## [Written request]
Work through the listing below and count the lines that hold "notification". Answer with the number alone.

━━━━━ Listed records

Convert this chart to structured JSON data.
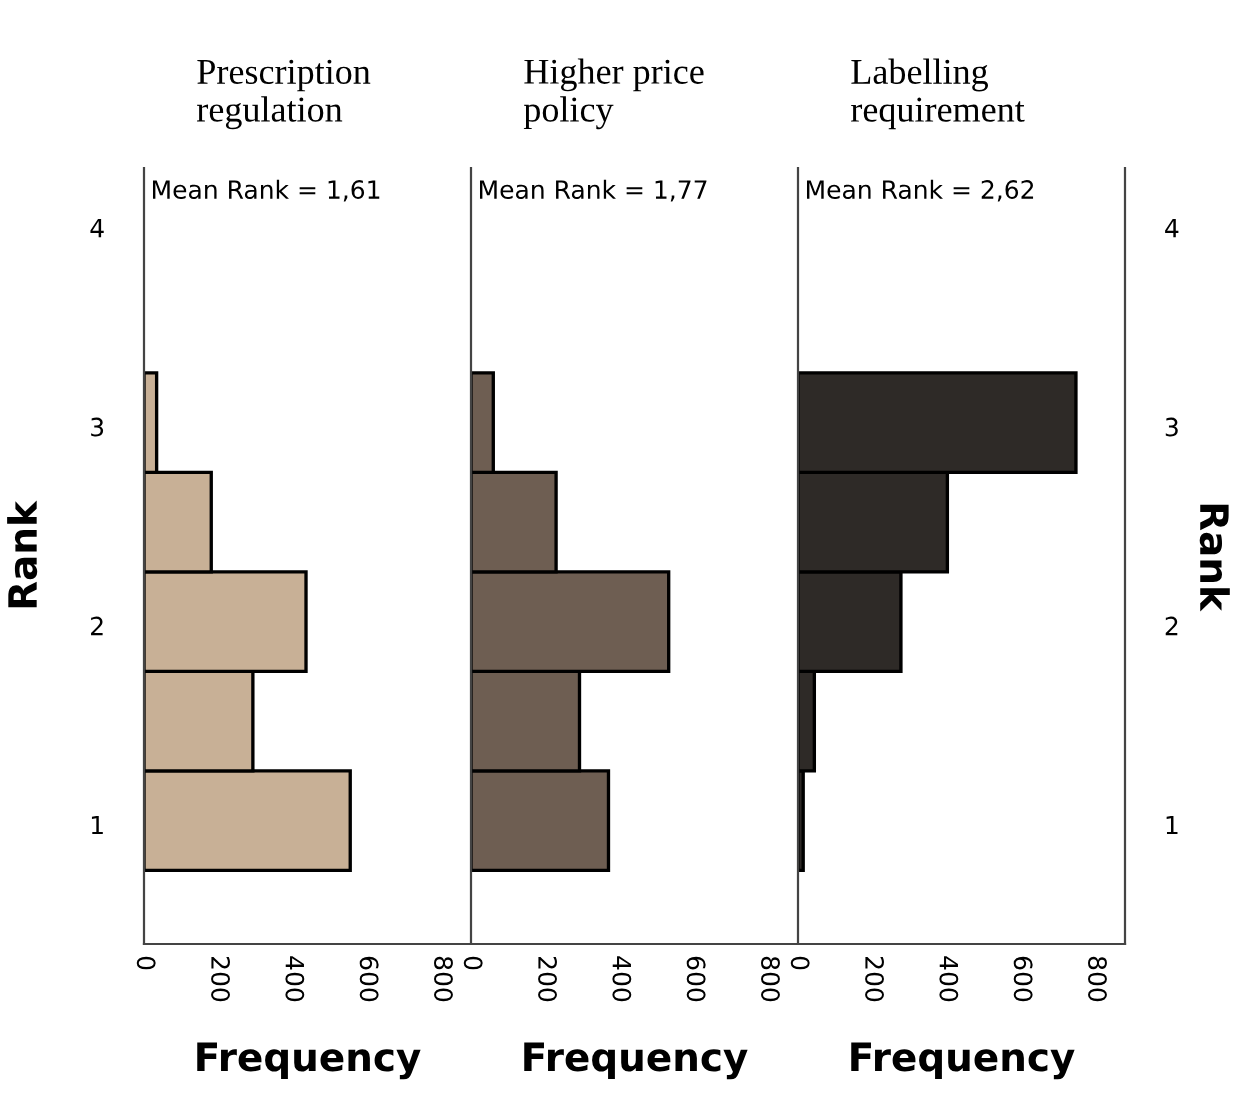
{
  "chart_data": [
    {
      "type": "histogram",
      "orientation": "horizontal",
      "title": "Prescription\nregulation",
      "xlabel": "Frequency",
      "ylabel": "Rank",
      "annotations": [
        "Mean Rank = 1,61"
      ],
      "bins": [
        0.77,
        1.27,
        1.77,
        2.27,
        2.77,
        3.27
      ],
      "values": [
        555,
        293,
        436,
        181,
        34
      ],
      "color": "#c8b096",
      "xlim": [
        0,
        880
      ],
      "xticks": [
        0,
        200,
        400,
        600,
        800
      ],
      "ylim": [
        0.4,
        4.3
      ],
      "yticks": [
        1,
        2,
        3,
        4
      ],
      "grid": false
    },
    {
      "type": "histogram",
      "orientation": "horizontal",
      "title": "Higher price\npolicy",
      "xlabel": "Frequency",
      "annotations": [
        "Mean Rank = 1,77"
      ],
      "bins": [
        0.77,
        1.27,
        1.77,
        2.27,
        2.77,
        3.27
      ],
      "values": [
        370,
        292,
        532,
        229,
        60
      ],
      "color": "#6e5e52",
      "xlim": [
        0,
        880
      ],
      "xticks": [
        0,
        200,
        400,
        600,
        800
      ],
      "ylim": [
        0.4,
        4.3
      ],
      "yticks": [
        1,
        2,
        3,
        4
      ],
      "tick_labels": "x",
      "grid": false
    },
    {
      "type": "histogram",
      "orientation": "horizontal",
      "title": "Labelling\nrequirement",
      "xlabel": "Frequency",
      "ylabel": "Rank",
      "annotations": [
        "Mean Rank = 2,62"
      ],
      "bins": [
        0.77,
        1.27,
        1.77,
        2.27,
        2.77,
        3.27
      ],
      "values": [
        14,
        44,
        277,
        402,
        748
      ],
      "color": "#2e2a27",
      "xlim": [
        0,
        880
      ],
      "xticks": [
        0,
        200,
        400,
        600,
        800
      ],
      "ylim": [
        0.4,
        4.3
      ],
      "yticks": [
        1,
        2,
        3,
        4
      ],
      "grid": false
    }
  ]
}
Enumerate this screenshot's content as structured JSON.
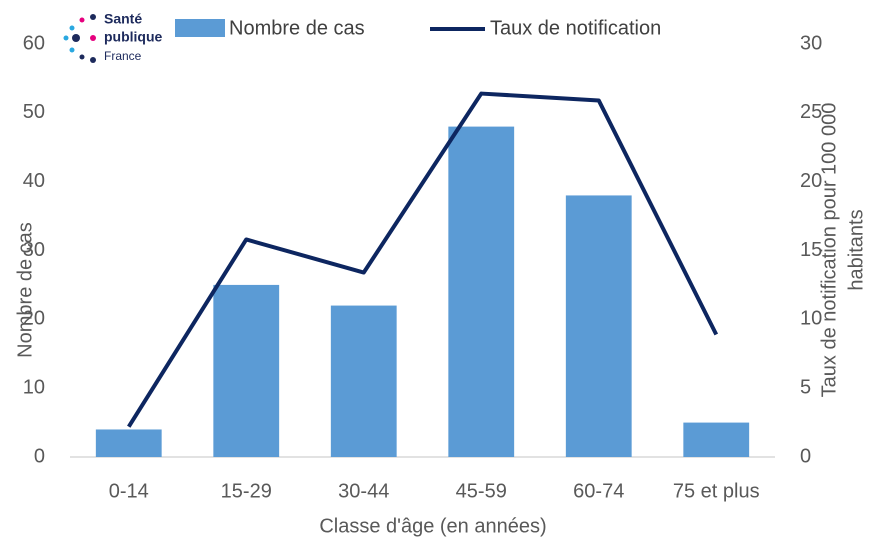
{
  "logo": {
    "lines": [
      "Santé",
      "publique",
      "France"
    ]
  },
  "chart_data": {
    "type": "bar-line",
    "categories": [
      "0-14",
      "15-29",
      "30-44",
      "45-59",
      "60-74",
      "75 et plus"
    ],
    "series": [
      {
        "name": "Nombre de cas",
        "type": "bar",
        "color": "#5b9bd5",
        "values": [
          4,
          25,
          22,
          48,
          38,
          5
        ]
      },
      {
        "name": "Taux de notification",
        "type": "line",
        "axis": "y2",
        "color": "#0d2660",
        "values": [
          2.2,
          15.8,
          13.4,
          26.4,
          25.9,
          8.9
        ]
      }
    ],
    "x_label": "Classe d'âge (en années)",
    "y_label": "Nombre de cas",
    "y2_label": [
      "Taux de notification pour 100 000",
      "habitants"
    ],
    "ylim": [
      0,
      60
    ],
    "yticks": [
      0,
      10,
      20,
      30,
      40,
      50,
      60
    ],
    "y2lim": [
      0,
      30
    ],
    "y2ticks": [
      0,
      5,
      10,
      15,
      20,
      25,
      30
    ],
    "grid": false
  }
}
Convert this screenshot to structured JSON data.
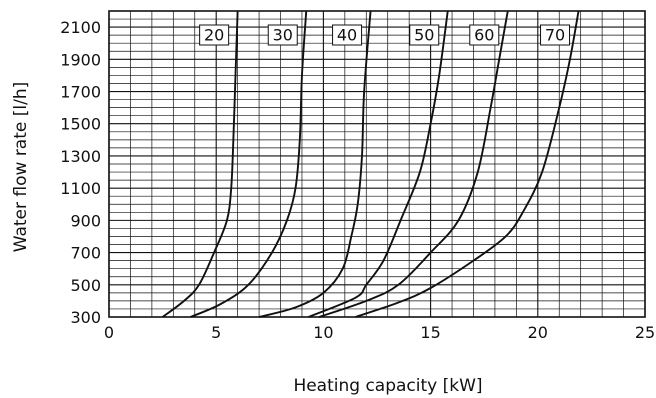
{
  "chart_data": {
    "type": "line",
    "xlabel": "Heating capacity [kW]",
    "ylabel": "Water flow rate [l/h]",
    "xlim": [
      0,
      25
    ],
    "ylim": [
      300,
      2200
    ],
    "x_ticks": [
      0,
      5,
      10,
      15,
      20,
      25
    ],
    "y_ticks": [
      300,
      500,
      700,
      900,
      1100,
      1300,
      1500,
      1700,
      1900,
      2100
    ],
    "grid": true,
    "series": [
      {
        "name": "20",
        "points": [
          [
            2.5,
            300
          ],
          [
            3.5,
            400
          ],
          [
            4.2,
            500
          ],
          [
            4.9,
            700
          ],
          [
            5.5,
            900
          ],
          [
            5.7,
            1100
          ],
          [
            5.8,
            1400
          ],
          [
            5.9,
            1800
          ],
          [
            6.0,
            2200
          ]
        ]
      },
      {
        "name": "30",
        "points": [
          [
            3.8,
            300
          ],
          [
            5.2,
            380
          ],
          [
            6.5,
            500
          ],
          [
            7.6,
            700
          ],
          [
            8.3,
            900
          ],
          [
            8.7,
            1100
          ],
          [
            8.9,
            1400
          ],
          [
            9.0,
            1800
          ],
          [
            9.2,
            2200
          ]
        ]
      },
      {
        "name": "40",
        "points": [
          [
            7.0,
            300
          ],
          [
            8.7,
            360
          ],
          [
            10.0,
            450
          ],
          [
            10.9,
            600
          ],
          [
            11.3,
            800
          ],
          [
            11.6,
            1000
          ],
          [
            11.8,
            1300
          ],
          [
            11.9,
            1700
          ],
          [
            12.2,
            2200
          ]
        ]
      },
      {
        "name": "50",
        "points": [
          [
            9.3,
            300
          ],
          [
            11.5,
            420
          ],
          [
            12.0,
            500
          ],
          [
            12.8,
            650
          ],
          [
            13.6,
            900
          ],
          [
            14.5,
            1200
          ],
          [
            15.0,
            1500
          ],
          [
            15.4,
            1800
          ],
          [
            15.8,
            2200
          ]
        ]
      },
      {
        "name": "60",
        "points": [
          [
            9.8,
            300
          ],
          [
            12.0,
            400
          ],
          [
            13.5,
            500
          ],
          [
            15.0,
            700
          ],
          [
            16.3,
            900
          ],
          [
            17.2,
            1200
          ],
          [
            17.8,
            1600
          ],
          [
            18.2,
            1900
          ],
          [
            18.6,
            2200
          ]
        ]
      },
      {
        "name": "70",
        "points": [
          [
            11.5,
            300
          ],
          [
            13.5,
            390
          ],
          [
            15.0,
            480
          ],
          [
            17.0,
            650
          ],
          [
            18.5,
            800
          ],
          [
            19.3,
            950
          ],
          [
            20.2,
            1200
          ],
          [
            21.0,
            1600
          ],
          [
            21.5,
            1900
          ],
          [
            21.9,
            2200
          ]
        ]
      }
    ]
  }
}
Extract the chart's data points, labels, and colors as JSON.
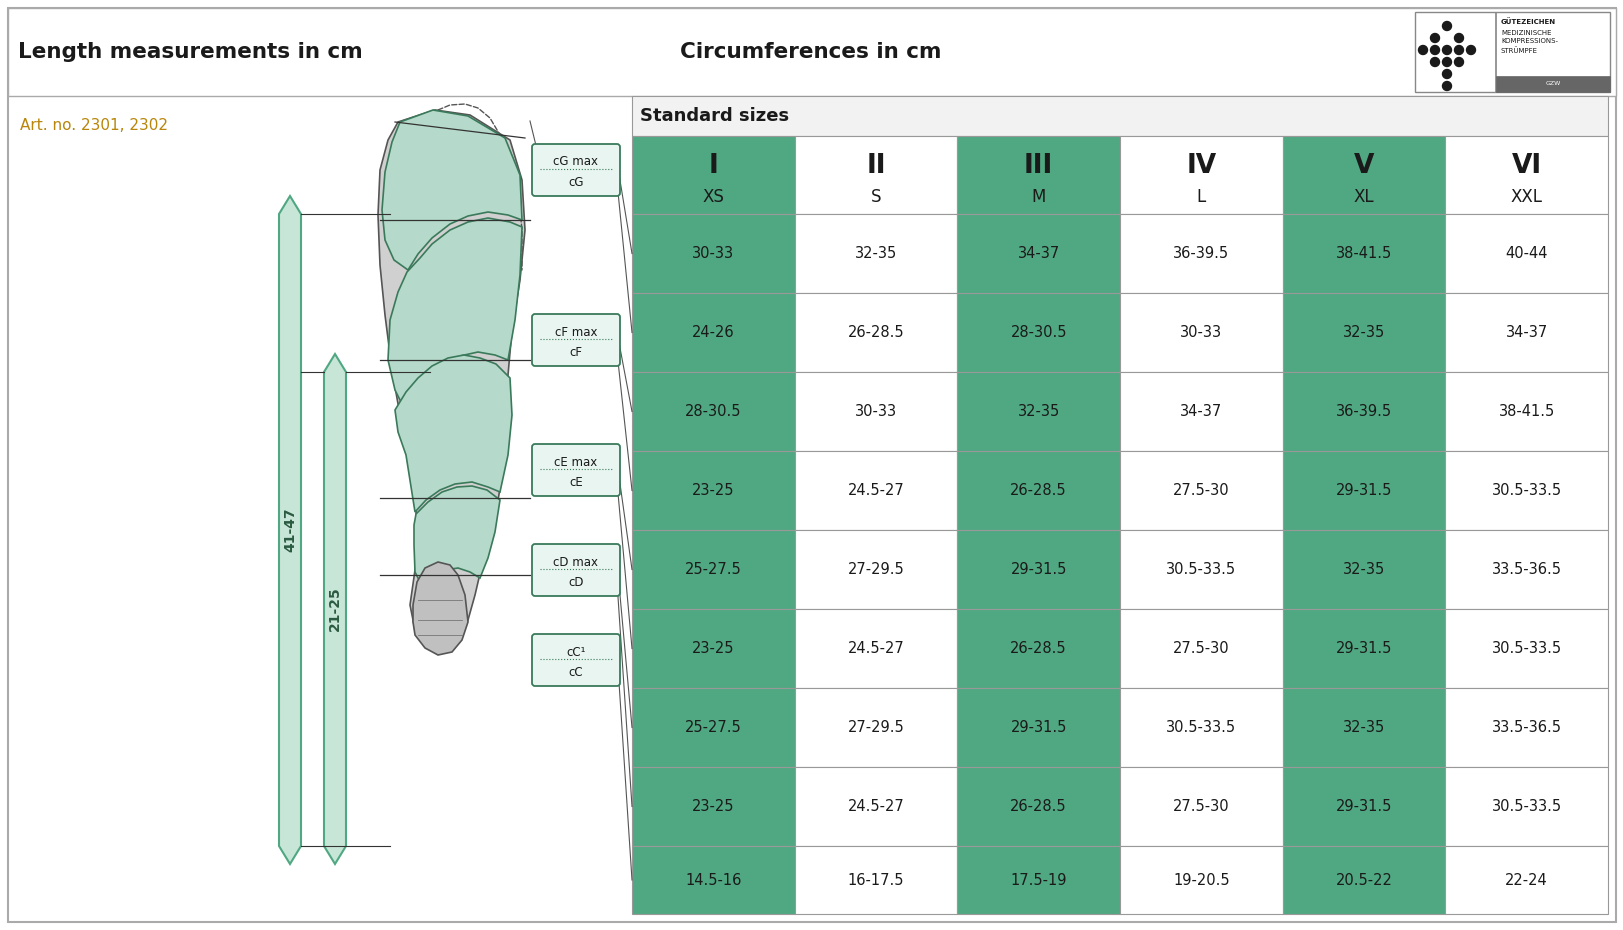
{
  "title_left": "Length measurements in cm",
  "title_right": "Circumferences in cm",
  "art_no": "Art. no. 2301, 2302",
  "standard_sizes_label": "Standard sizes",
  "col_headers": [
    [
      "I",
      "XS"
    ],
    [
      "II",
      "S"
    ],
    [
      "III",
      "M"
    ],
    [
      "IV",
      "L"
    ],
    [
      "V",
      "XL"
    ],
    [
      "VI",
      "XXL"
    ]
  ],
  "table_data": [
    [
      "30-33",
      "32-35",
      "34-37",
      "36-39.5",
      "38-41.5",
      "40-44"
    ],
    [
      "24-26",
      "26-28.5",
      "28-30.5",
      "30-33",
      "32-35",
      "34-37"
    ],
    [
      "28-30.5",
      "30-33",
      "32-35",
      "34-37",
      "36-39.5",
      "38-41.5"
    ],
    [
      "23-25",
      "24.5-27",
      "26-28.5",
      "27.5-30",
      "29-31.5",
      "30.5-33.5"
    ],
    [
      "25-27.5",
      "27-29.5",
      "29-31.5",
      "30.5-33.5",
      "32-35",
      "33.5-36.5"
    ],
    [
      "23-25",
      "24.5-27",
      "26-28.5",
      "27.5-30",
      "29-31.5",
      "30.5-33.5"
    ],
    [
      "25-27.5",
      "27-29.5",
      "29-31.5",
      "30.5-33.5",
      "32-35",
      "33.5-36.5"
    ],
    [
      "23-25",
      "24.5-27",
      "26-28.5",
      "27.5-30",
      "29-31.5",
      "30.5-33.5"
    ],
    [
      "14.5-16",
      "16-17.5",
      "17.5-19",
      "19-20.5",
      "20.5-22",
      "22-24"
    ]
  ],
  "green_col": "#4fa882",
  "green_col_light": "#b5d9ca",
  "green_col_header": "#4fa882",
  "white_col": "#ffffff",
  "border_col": "#999999",
  "bg": "#ffffff",
  "text_dark": "#1a1a1a",
  "art_color": "#b8860b",
  "col_green_idx": [
    0,
    2,
    4
  ],
  "length_labels": [
    "41-47",
    "21-25"
  ],
  "measure_labels": [
    "cG max",
    "cG",
    "cF max",
    "cF",
    "cE max",
    "cE",
    "cD max",
    "cD",
    "cC¹",
    "cC"
  ]
}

━━━━━━━━━━

## [Answer for this exercise]
2